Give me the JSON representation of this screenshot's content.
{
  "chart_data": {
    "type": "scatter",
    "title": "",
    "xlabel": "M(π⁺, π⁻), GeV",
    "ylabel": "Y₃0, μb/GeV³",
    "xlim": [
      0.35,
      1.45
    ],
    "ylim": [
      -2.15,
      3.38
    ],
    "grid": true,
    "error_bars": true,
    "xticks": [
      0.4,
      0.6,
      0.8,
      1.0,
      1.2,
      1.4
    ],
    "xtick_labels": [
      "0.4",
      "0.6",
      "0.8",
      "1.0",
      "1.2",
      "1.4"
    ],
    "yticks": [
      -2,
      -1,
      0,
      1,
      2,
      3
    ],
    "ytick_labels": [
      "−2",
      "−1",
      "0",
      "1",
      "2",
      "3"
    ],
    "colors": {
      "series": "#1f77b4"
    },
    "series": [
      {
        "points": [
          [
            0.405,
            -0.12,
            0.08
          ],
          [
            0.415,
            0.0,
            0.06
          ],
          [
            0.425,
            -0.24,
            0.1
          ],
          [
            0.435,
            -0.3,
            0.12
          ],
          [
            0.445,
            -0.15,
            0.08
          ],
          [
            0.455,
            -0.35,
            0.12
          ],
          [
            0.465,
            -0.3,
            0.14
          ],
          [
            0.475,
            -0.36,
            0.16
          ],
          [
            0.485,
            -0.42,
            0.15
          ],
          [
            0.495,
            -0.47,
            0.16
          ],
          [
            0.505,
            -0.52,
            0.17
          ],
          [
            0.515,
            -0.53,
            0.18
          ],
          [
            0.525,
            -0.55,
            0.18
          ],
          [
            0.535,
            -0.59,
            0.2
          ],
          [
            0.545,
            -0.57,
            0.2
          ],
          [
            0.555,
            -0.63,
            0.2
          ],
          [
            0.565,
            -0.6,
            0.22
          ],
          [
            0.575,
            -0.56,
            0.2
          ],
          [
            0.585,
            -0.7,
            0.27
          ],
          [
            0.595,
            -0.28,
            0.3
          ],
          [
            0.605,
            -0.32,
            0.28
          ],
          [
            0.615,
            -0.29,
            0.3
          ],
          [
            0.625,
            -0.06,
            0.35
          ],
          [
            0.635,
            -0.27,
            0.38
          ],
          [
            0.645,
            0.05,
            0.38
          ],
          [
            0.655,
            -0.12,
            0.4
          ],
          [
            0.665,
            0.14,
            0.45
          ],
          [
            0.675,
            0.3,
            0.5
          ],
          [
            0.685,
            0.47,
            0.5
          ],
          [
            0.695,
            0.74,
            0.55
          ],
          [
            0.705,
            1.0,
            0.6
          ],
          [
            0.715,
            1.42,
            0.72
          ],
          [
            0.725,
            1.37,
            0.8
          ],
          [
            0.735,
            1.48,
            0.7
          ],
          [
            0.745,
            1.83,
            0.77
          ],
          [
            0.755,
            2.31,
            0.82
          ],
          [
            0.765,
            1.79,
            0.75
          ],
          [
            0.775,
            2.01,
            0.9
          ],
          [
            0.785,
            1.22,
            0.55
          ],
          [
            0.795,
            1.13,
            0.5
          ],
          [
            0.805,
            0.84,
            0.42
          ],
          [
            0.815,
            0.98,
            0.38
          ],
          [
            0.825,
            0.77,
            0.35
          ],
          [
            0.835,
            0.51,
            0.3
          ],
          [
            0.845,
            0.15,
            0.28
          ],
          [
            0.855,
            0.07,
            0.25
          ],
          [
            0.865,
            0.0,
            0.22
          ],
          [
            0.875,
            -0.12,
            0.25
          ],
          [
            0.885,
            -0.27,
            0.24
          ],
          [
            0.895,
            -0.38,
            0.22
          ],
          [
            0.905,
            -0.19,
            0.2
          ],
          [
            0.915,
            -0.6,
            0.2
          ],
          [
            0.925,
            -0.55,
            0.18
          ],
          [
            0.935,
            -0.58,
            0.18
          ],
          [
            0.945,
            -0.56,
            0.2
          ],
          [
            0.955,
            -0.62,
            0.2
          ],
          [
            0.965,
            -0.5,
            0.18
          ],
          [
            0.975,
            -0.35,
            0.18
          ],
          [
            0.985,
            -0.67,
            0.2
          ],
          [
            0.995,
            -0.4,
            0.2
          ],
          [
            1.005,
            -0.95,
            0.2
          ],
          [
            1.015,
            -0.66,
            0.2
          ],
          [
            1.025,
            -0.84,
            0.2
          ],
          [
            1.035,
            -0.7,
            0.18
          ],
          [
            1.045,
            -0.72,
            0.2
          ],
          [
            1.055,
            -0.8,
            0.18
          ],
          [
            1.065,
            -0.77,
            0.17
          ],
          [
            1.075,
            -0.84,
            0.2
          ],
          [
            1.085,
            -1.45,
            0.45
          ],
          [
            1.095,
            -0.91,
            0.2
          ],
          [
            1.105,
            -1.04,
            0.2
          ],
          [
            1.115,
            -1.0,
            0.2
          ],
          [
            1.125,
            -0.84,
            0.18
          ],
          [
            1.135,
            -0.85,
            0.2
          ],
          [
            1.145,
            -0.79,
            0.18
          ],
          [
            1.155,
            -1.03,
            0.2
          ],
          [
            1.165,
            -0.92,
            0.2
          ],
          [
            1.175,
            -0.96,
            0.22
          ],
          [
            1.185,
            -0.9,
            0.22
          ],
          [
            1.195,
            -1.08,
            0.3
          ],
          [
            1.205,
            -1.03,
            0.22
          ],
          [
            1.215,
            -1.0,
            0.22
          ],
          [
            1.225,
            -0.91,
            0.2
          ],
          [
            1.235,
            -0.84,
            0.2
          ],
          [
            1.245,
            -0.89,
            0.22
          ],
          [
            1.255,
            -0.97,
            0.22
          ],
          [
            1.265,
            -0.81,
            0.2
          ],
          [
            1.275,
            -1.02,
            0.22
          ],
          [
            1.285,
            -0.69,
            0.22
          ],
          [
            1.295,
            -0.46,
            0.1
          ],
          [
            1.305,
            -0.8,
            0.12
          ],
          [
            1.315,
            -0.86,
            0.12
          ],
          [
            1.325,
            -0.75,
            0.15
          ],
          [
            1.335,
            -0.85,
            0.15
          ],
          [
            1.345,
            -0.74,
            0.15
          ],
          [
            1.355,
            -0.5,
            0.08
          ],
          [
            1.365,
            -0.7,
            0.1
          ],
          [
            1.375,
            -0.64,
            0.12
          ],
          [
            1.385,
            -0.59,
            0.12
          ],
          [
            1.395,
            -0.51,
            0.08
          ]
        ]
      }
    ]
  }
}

▸ **YOUR TASK**
All the entries above need to be reproduced exactly.

▸ **FINAL RESULT**
Give me the JSON representation of this screenshot's content.
{
  "chart_data": {
    "type": "scatter",
    "title": "",
    "xlabel": "M(π⁺, π⁻), GeV",
    "ylabel": "Y₃0, μb/GeV³",
    "xlim": [
      0.35,
      1.45
    ],
    "ylim": [
      -2.15,
      3.38
    ],
    "grid": true,
    "error_bars": true,
    "xticks": [
      0.4,
      0.6,
      0.8,
      1.0,
      1.2,
      1.4
    ],
    "xtick_labels": [
      "0.4",
      "0.6",
      "0.8",
      "1.0",
      "1.2",
      "1.4"
    ],
    "yticks": [
      -2,
      -1,
      0,
      1,
      2,
      3
    ],
    "ytick_labels": [
      "−2",
      "−1",
      "0",
      "1",
      "2",
      "3"
    ],
    "colors": {
      "series": "#1f77b4"
    },
    "series": [
      {
        "points": [
          [
            0.405,
            -0.12,
            0.08
          ],
          [
            0.415,
            0.0,
            0.06
          ],
          [
            0.425,
            -0.24,
            0.1
          ],
          [
            0.435,
            -0.3,
            0.12
          ],
          [
            0.445,
            -0.15,
            0.08
          ],
          [
            0.455,
            -0.35,
            0.12
          ],
          [
            0.465,
            -0.3,
            0.14
          ],
          [
            0.475,
            -0.36,
            0.16
          ],
          [
            0.485,
            -0.42,
            0.15
          ],
          [
            0.495,
            -0.47,
            0.16
          ],
          [
            0.505,
            -0.52,
            0.17
          ],
          [
            0.515,
            -0.53,
            0.18
          ],
          [
            0.525,
            -0.55,
            0.18
          ],
          [
            0.535,
            -0.59,
            0.2
          ],
          [
            0.545,
            -0.57,
            0.2
          ],
          [
            0.555,
            -0.63,
            0.2
          ],
          [
            0.565,
            -0.6,
            0.22
          ],
          [
            0.575,
            -0.56,
            0.2
          ],
          [
            0.585,
            -0.7,
            0.27
          ],
          [
            0.595,
            -0.28,
            0.3
          ],
          [
            0.605,
            -0.32,
            0.28
          ],
          [
            0.615,
            -0.29,
            0.3
          ],
          [
            0.625,
            -0.06,
            0.35
          ],
          [
            0.635,
            -0.27,
            0.38
          ],
          [
            0.645,
            0.05,
            0.38
          ],
          [
            0.655,
            -0.12,
            0.4
          ],
          [
            0.665,
            0.14,
            0.45
          ],
          [
            0.675,
            0.3,
            0.5
          ],
          [
            0.685,
            0.47,
            0.5
          ],
          [
            0.695,
            0.74,
            0.55
          ],
          [
            0.705,
            1.0,
            0.6
          ],
          [
            0.715,
            1.42,
            0.72
          ],
          [
            0.725,
            1.37,
            0.8
          ],
          [
            0.735,
            1.48,
            0.7
          ],
          [
            0.745,
            1.83,
            0.77
          ],
          [
            0.755,
            2.31,
            0.82
          ],
          [
            0.765,
            1.79,
            0.75
          ],
          [
            0.775,
            2.01,
            0.9
          ],
          [
            0.785,
            1.22,
            0.55
          ],
          [
            0.795,
            1.13,
            0.5
          ],
          [
            0.805,
            0.84,
            0.42
          ],
          [
            0.815,
            0.98,
            0.38
          ],
          [
            0.825,
            0.77,
            0.35
          ],
          [
            0.835,
            0.51,
            0.3
          ],
          [
            0.845,
            0.15,
            0.28
          ],
          [
            0.855,
            0.07,
            0.25
          ],
          [
            0.865,
            0.0,
            0.22
          ],
          [
            0.875,
            -0.12,
            0.25
          ],
          [
            0.885,
            -0.27,
            0.24
          ],
          [
            0.895,
            -0.38,
            0.22
          ],
          [
            0.905,
            -0.19,
            0.2
          ],
          [
            0.915,
            -0.6,
            0.2
          ],
          [
            0.925,
            -0.55,
            0.18
          ],
          [
            0.935,
            -0.58,
            0.18
          ],
          [
            0.945,
            -0.56,
            0.2
          ],
          [
            0.955,
            -0.62,
            0.2
          ],
          [
            0.965,
            -0.5,
            0.18
          ],
          [
            0.975,
            -0.35,
            0.18
          ],
          [
            0.985,
            -0.67,
            0.2
          ],
          [
            0.995,
            -0.4,
            0.2
          ],
          [
            1.005,
            -0.95,
            0.2
          ],
          [
            1.015,
            -0.66,
            0.2
          ],
          [
            1.025,
            -0.84,
            0.2
          ],
          [
            1.035,
            -0.7,
            0.18
          ],
          [
            1.045,
            -0.72,
            0.2
          ],
          [
            1.055,
            -0.8,
            0.18
          ],
          [
            1.065,
            -0.77,
            0.17
          ],
          [
            1.075,
            -0.84,
            0.2
          ],
          [
            1.085,
            -1.45,
            0.45
          ],
          [
            1.095,
            -0.91,
            0.2
          ],
          [
            1.105,
            -1.04,
            0.2
          ],
          [
            1.115,
            -1.0,
            0.2
          ],
          [
            1.125,
            -0.84,
            0.18
          ],
          [
            1.135,
            -0.85,
            0.2
          ],
          [
            1.145,
            -0.79,
            0.18
          ],
          [
            1.155,
            -1.03,
            0.2
          ],
          [
            1.165,
            -0.92,
            0.2
          ],
          [
            1.175,
            -0.96,
            0.22
          ],
          [
            1.185,
            -0.9,
            0.22
          ],
          [
            1.195,
            -1.08,
            0.3
          ],
          [
            1.205,
            -1.03,
            0.22
          ],
          [
            1.215,
            -1.0,
            0.22
          ],
          [
            1.225,
            -0.91,
            0.2
          ],
          [
            1.235,
            -0.84,
            0.2
          ],
          [
            1.245,
            -0.89,
            0.22
          ],
          [
            1.255,
            -0.97,
            0.22
          ],
          [
            1.265,
            -0.81,
            0.2
          ],
          [
            1.275,
            -1.02,
            0.22
          ],
          [
            1.285,
            -0.69,
            0.22
          ],
          [
            1.295,
            -0.46,
            0.1
          ],
          [
            1.305,
            -0.8,
            0.12
          ],
          [
            1.315,
            -0.86,
            0.12
          ],
          [
            1.325,
            -0.75,
            0.15
          ],
          [
            1.335,
            -0.85,
            0.15
          ],
          [
            1.345,
            -0.74,
            0.15
          ],
          [
            1.355,
            -0.5,
            0.08
          ],
          [
            1.365,
            -0.7,
            0.1
          ],
          [
            1.375,
            -0.64,
            0.12
          ],
          [
            1.385,
            -0.59,
            0.12
          ],
          [
            1.395,
            -0.51,
            0.08
          ]
        ]
      }
    ]
  }
}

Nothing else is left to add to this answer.